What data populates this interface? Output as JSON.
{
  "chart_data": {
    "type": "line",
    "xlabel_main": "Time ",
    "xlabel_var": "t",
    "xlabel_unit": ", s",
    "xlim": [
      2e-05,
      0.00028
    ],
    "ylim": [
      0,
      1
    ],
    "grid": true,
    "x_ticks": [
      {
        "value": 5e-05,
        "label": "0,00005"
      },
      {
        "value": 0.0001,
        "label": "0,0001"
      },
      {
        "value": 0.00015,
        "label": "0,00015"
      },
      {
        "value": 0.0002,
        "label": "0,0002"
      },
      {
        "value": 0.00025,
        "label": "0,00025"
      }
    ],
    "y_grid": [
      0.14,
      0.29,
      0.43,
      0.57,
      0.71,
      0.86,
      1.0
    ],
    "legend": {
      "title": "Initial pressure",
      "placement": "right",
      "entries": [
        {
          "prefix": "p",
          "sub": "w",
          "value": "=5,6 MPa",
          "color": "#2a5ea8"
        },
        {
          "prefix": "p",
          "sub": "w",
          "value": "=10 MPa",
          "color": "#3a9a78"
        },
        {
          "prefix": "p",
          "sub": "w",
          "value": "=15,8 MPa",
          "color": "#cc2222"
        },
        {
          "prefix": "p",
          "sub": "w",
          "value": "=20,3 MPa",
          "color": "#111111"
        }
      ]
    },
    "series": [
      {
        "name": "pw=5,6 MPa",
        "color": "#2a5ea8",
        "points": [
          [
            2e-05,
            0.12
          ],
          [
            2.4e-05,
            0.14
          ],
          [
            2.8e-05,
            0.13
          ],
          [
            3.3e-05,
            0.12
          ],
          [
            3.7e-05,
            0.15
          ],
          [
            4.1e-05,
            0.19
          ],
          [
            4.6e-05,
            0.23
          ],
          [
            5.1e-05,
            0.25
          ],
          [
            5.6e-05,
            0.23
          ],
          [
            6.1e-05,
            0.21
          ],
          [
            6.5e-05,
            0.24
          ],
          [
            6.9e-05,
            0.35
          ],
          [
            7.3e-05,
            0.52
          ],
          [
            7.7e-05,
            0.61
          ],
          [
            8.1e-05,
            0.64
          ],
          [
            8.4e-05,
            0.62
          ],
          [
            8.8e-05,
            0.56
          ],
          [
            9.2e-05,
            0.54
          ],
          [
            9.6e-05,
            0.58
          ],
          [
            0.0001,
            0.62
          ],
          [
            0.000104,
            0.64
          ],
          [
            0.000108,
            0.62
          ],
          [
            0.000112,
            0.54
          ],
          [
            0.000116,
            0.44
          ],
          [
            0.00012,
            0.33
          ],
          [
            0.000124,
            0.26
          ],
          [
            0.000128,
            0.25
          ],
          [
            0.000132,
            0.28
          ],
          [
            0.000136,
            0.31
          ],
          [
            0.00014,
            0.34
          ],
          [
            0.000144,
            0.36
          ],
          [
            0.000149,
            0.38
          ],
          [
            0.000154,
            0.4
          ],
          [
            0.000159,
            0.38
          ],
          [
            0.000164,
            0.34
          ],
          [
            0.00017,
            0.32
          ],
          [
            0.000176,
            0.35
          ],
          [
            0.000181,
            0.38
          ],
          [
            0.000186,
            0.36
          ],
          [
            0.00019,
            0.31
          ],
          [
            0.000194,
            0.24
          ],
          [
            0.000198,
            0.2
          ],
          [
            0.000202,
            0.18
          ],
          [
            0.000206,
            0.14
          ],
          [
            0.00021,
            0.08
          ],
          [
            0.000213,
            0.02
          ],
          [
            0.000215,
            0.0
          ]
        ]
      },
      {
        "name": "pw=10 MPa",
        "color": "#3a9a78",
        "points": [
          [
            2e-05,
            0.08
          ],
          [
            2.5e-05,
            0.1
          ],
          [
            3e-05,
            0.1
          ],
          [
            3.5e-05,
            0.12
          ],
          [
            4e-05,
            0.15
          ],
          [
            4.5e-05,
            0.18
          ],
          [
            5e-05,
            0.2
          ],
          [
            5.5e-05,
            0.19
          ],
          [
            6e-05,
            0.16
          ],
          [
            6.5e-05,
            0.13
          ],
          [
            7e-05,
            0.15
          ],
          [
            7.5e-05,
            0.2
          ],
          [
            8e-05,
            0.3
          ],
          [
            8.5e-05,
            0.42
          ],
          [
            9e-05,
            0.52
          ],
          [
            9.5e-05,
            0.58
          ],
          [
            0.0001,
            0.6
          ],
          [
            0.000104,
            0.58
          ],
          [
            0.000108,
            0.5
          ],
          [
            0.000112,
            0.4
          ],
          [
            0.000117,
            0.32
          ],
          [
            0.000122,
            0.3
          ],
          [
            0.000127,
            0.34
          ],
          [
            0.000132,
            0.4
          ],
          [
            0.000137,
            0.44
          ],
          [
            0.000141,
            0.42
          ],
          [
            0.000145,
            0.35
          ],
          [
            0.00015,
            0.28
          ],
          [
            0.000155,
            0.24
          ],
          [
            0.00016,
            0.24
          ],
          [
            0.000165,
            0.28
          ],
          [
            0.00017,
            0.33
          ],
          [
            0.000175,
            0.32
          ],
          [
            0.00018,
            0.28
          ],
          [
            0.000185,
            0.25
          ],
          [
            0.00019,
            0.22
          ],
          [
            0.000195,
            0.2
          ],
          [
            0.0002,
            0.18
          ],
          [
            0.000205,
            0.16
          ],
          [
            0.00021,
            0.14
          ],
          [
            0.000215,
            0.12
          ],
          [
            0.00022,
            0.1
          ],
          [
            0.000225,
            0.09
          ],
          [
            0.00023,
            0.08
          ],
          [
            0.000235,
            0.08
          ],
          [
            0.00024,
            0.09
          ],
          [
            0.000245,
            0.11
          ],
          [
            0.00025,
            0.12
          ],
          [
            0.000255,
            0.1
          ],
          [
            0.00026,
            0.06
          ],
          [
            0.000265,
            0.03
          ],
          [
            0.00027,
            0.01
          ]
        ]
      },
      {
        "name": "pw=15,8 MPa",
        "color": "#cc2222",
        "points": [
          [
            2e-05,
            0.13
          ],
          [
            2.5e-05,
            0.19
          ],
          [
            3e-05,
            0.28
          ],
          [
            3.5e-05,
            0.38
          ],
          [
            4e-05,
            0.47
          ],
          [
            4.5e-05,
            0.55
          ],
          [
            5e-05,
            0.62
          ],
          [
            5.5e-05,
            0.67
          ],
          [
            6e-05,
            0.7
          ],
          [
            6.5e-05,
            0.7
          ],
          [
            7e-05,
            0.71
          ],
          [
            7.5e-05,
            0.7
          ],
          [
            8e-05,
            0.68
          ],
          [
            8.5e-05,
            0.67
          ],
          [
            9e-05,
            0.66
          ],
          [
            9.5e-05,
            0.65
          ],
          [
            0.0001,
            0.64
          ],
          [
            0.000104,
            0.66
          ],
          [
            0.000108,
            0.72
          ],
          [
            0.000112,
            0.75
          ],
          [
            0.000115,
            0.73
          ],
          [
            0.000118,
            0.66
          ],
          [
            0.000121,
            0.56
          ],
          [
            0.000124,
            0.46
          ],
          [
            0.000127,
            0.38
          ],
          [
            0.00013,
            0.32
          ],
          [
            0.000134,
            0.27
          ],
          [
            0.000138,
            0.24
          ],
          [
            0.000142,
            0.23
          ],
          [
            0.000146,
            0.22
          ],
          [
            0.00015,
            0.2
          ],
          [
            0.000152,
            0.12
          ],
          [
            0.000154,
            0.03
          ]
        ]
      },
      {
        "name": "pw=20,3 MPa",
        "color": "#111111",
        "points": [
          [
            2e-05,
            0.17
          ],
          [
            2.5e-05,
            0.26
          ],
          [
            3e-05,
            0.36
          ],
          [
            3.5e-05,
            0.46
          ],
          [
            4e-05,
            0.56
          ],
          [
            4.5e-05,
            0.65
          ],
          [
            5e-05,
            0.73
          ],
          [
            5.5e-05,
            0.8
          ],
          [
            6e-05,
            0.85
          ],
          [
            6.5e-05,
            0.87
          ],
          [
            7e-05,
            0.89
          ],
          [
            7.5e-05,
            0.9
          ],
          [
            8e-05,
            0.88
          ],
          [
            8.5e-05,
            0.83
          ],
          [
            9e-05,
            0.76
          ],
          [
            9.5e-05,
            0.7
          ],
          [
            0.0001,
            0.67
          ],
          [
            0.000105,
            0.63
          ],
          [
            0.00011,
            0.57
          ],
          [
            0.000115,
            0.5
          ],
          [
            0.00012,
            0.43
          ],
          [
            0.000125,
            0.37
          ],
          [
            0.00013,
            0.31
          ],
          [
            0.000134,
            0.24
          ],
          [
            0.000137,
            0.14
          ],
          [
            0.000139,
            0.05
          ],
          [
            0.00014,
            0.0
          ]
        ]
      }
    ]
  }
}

Stated problem =
Scan the listing above and identify each line holding the string "color"; copy every such line.

Result of this task =
          "color": "#2a5ea8"
          "color": "#3a9a78"
          "color": "#cc2222"
          "color": "#111111"
        "color": "#2a5ea8",
        "color": "#3a9a78",
        "color": "#cc2222",
        "color": "#111111",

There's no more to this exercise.